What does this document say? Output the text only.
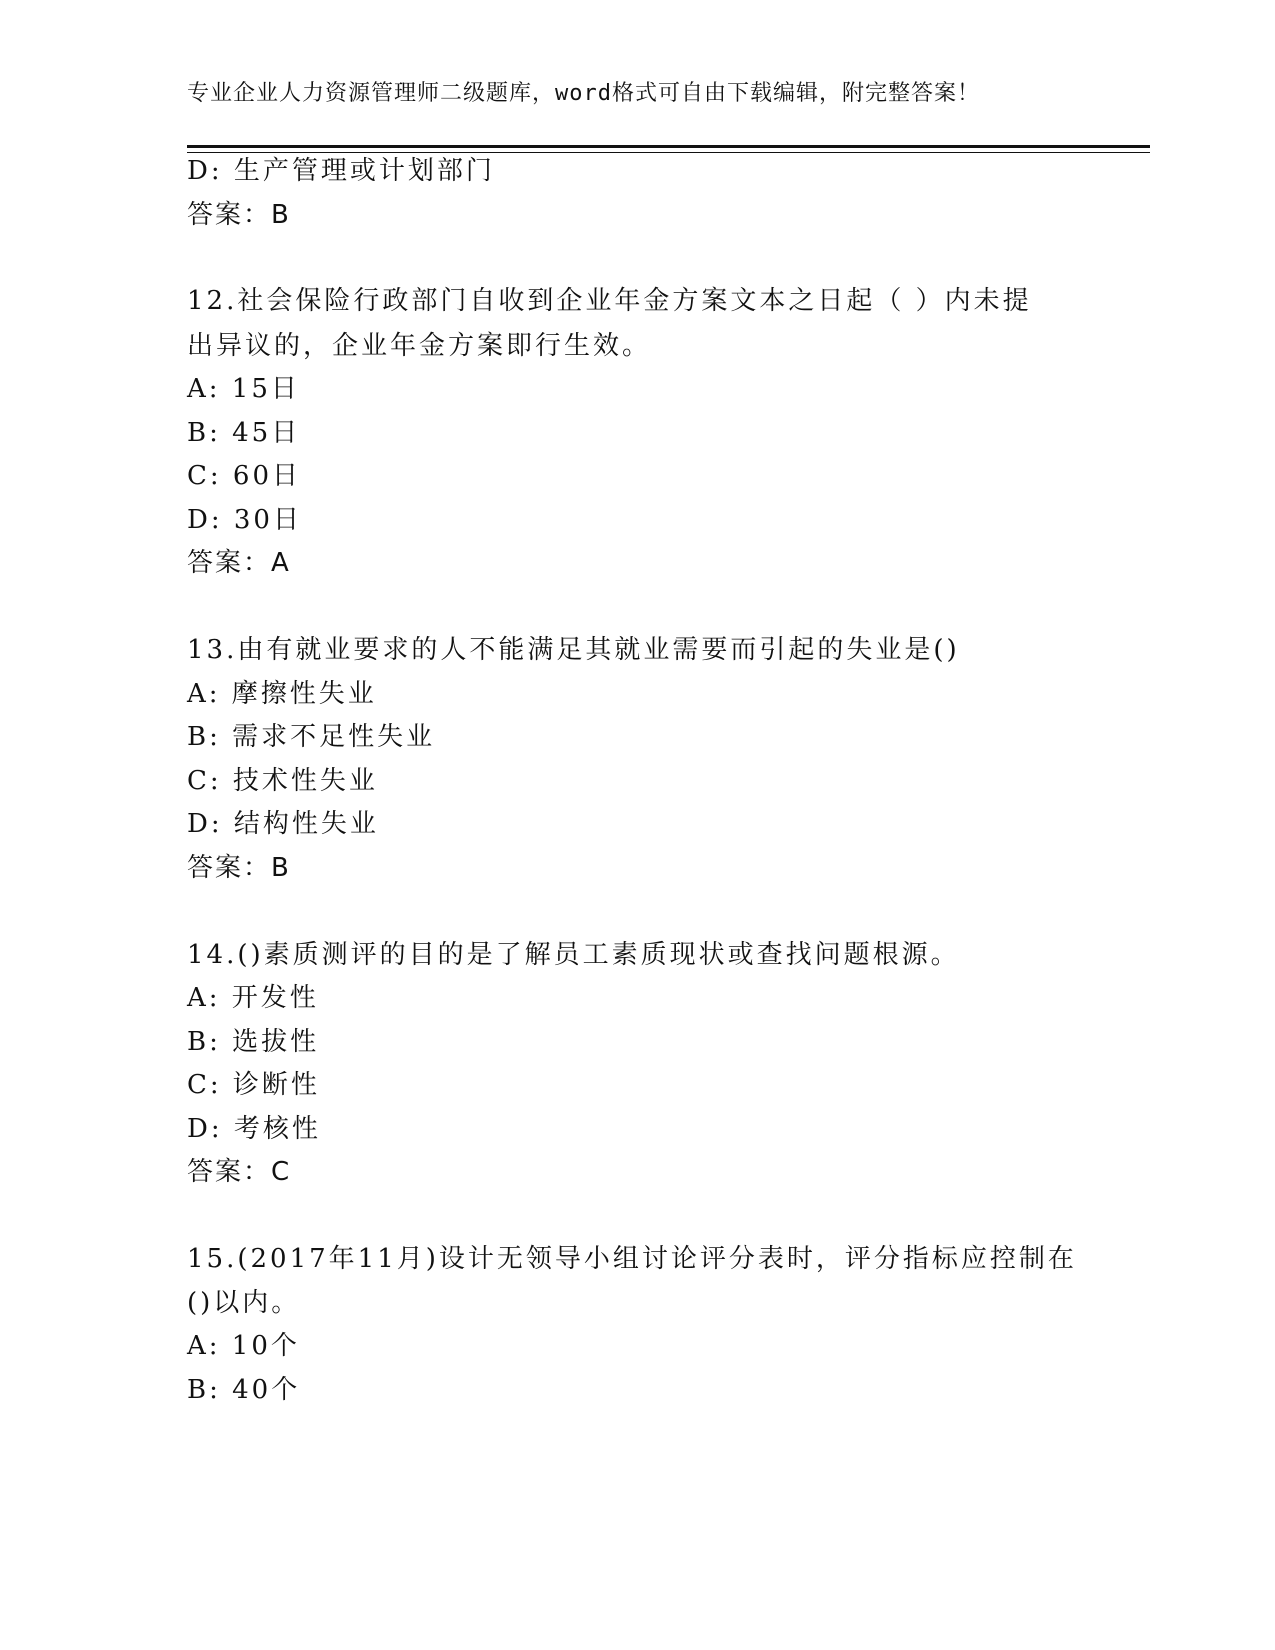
专业企业人力资源管理师二级题库，word格式可自由下载编辑，附完整答案！
D: 生产管理或计划部门
答案：B
12.社会保险行政部门自收到企业年金方案文本之日起（ ）内未提
出异议的，企业年金方案即行生效。
A: 15日
B: 45日
C: 60日
D: 30日
答案：A
13.由有就业要求的人不能满足其就业需要而引起的失业是()
A: 摩擦性失业
B: 需求不足性失业
C: 技术性失业
D: 结构性失业
答案：B
14.()素质测评的目的是了解员工素质现状或查找问题根源。
A: 开发性
B: 选拔性
C: 诊断性
D: 考核性
答案：C
15.(2017年11月)设计无领导小组讨论评分表时，评分指标应控制在
()以内。
A: 10个
B: 40个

- - -

#### Job
Quote the preceding records in their entirety, excluding every picture.

#### Exercise response
What does this document say? Output the text only.
专业企业人力资源管理师二级题库，word格式可自由下载编辑，附完整答案！
D: 生产管理或计划部门
答案：B
12.社会保险行政部门自收到企业年金方案文本之日起（ ）内未提
出异议的，企业年金方案即行生效。
A: 15日
B: 45日
C: 60日
D: 30日
答案：A
13.由有就业要求的人不能满足其就业需要而引起的失业是()
A: 摩擦性失业
B: 需求不足性失业
C: 技术性失业
D: 结构性失业
答案：B
14.()素质测评的目的是了解员工素质现状或查找问题根源。
A: 开发性
B: 选拔性
C: 诊断性
D: 考核性
答案：C
15.(2017年11月)设计无领导小组讨论评分表时，评分指标应控制在
()以内。
A: 10个
B: 40个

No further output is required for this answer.